-- Begin --

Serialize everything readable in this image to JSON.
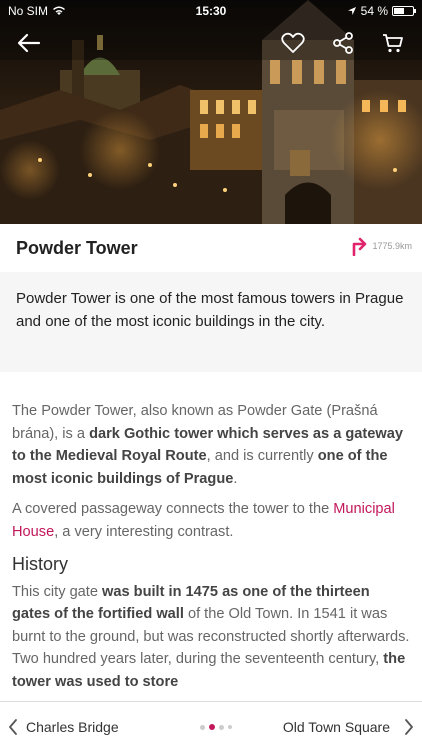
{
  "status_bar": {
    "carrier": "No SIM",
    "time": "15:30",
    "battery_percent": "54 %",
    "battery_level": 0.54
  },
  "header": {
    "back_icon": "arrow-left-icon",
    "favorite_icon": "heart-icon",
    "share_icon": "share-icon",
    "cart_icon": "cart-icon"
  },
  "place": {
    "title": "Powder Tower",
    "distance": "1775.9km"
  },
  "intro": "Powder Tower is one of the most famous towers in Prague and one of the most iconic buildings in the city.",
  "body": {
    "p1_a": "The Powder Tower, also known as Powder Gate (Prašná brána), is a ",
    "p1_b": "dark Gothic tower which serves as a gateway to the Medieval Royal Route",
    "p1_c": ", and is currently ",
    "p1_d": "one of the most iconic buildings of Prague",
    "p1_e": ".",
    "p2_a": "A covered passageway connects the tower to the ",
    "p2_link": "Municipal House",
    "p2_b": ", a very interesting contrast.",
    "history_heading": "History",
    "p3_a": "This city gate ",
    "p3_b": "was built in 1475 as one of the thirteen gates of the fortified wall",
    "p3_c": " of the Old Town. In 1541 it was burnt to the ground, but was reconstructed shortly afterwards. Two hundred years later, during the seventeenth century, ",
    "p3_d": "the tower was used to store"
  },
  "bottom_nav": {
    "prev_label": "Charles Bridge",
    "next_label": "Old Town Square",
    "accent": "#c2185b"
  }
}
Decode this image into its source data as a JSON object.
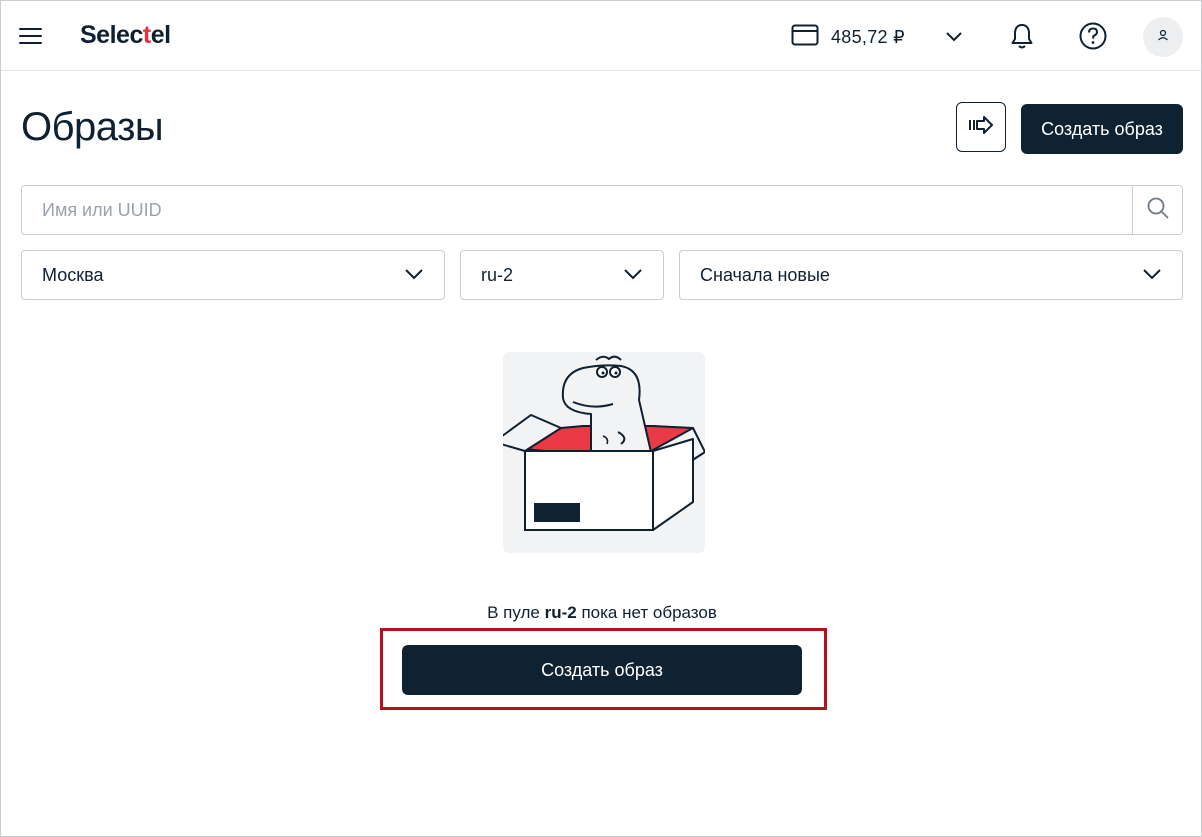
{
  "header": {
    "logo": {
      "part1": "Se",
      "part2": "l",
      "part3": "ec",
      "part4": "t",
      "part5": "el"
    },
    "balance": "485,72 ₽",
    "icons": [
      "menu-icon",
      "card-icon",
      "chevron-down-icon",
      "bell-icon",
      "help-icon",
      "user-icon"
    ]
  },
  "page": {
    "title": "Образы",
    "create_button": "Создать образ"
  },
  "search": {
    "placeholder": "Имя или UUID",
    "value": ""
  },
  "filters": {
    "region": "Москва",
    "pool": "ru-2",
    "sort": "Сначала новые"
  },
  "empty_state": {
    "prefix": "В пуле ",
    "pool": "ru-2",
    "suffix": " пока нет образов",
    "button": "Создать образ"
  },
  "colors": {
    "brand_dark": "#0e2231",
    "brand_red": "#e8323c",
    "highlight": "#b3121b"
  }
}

-- End --
-- Begin --

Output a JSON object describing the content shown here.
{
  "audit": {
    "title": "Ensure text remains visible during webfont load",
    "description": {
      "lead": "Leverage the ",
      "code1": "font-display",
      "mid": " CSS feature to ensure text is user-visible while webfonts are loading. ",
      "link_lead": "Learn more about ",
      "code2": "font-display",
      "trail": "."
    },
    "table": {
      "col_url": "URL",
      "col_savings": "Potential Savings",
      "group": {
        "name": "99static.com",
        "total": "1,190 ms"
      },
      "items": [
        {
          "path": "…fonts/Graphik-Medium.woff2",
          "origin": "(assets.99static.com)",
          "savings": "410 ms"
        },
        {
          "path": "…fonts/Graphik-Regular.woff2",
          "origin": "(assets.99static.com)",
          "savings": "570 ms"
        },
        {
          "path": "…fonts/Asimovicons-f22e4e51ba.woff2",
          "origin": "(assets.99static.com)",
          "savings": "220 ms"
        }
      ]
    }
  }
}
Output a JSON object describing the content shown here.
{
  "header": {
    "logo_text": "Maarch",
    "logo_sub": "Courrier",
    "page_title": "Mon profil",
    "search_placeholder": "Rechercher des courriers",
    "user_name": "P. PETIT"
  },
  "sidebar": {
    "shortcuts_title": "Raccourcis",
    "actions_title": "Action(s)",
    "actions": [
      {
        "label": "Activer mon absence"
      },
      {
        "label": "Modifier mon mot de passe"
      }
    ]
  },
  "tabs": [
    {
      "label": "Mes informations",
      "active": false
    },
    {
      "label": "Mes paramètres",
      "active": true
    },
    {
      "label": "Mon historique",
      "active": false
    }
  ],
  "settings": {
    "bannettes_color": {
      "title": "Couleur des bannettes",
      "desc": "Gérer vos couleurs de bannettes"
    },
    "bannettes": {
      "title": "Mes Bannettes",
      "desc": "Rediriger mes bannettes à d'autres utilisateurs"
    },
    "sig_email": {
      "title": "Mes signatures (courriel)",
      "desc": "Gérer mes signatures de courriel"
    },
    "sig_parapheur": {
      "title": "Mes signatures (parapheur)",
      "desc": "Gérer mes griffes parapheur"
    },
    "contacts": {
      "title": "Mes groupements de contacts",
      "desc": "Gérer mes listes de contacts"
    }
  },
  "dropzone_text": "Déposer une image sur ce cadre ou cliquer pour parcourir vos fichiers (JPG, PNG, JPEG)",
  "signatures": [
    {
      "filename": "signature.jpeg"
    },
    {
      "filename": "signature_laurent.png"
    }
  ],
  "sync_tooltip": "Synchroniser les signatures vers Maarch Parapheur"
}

-- End --
-- Begin --

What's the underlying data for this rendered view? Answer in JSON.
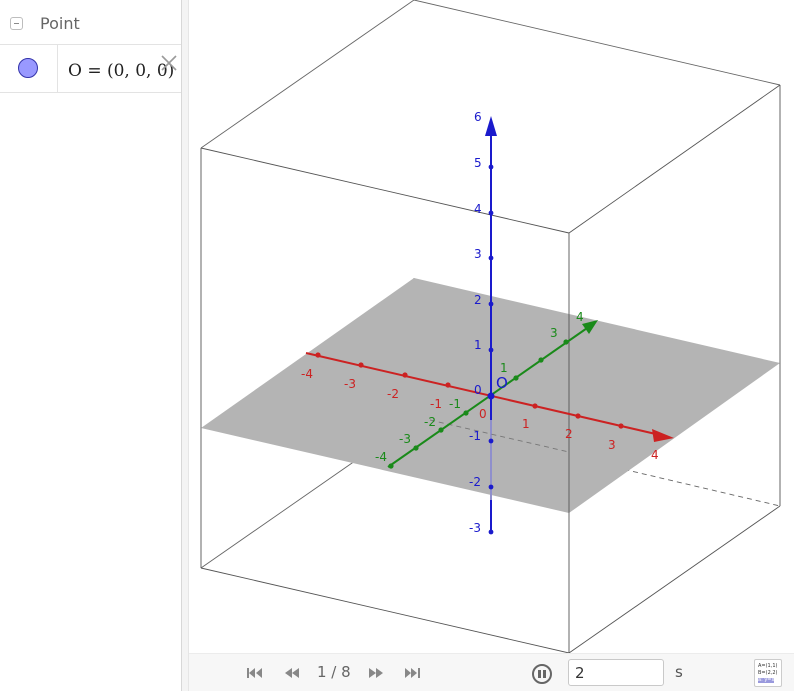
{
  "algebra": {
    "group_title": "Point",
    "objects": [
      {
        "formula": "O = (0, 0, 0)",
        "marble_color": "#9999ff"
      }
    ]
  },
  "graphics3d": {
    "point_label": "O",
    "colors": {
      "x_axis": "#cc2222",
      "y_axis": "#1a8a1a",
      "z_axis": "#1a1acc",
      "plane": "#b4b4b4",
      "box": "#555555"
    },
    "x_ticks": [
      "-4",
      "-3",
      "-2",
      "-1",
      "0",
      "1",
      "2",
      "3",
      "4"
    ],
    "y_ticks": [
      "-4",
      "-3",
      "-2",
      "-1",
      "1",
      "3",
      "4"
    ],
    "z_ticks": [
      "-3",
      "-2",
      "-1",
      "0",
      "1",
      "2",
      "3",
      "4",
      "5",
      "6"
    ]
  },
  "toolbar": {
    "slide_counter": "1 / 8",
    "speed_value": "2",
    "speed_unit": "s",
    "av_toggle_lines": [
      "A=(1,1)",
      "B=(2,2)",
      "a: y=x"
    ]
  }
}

-- End --

EXERCISE AIM:
From the records above, copy every line that holds the word "during".

RESPONSE FOR THIS EXERCISE:
    "p3_c": " of the Old Town. In 1541 it was burnt to the ground, but was reconstructed shortly afterwards. Two hundred years later, during the seventeenth century, ",
    "title": "Ensure text remains visible during webfont load",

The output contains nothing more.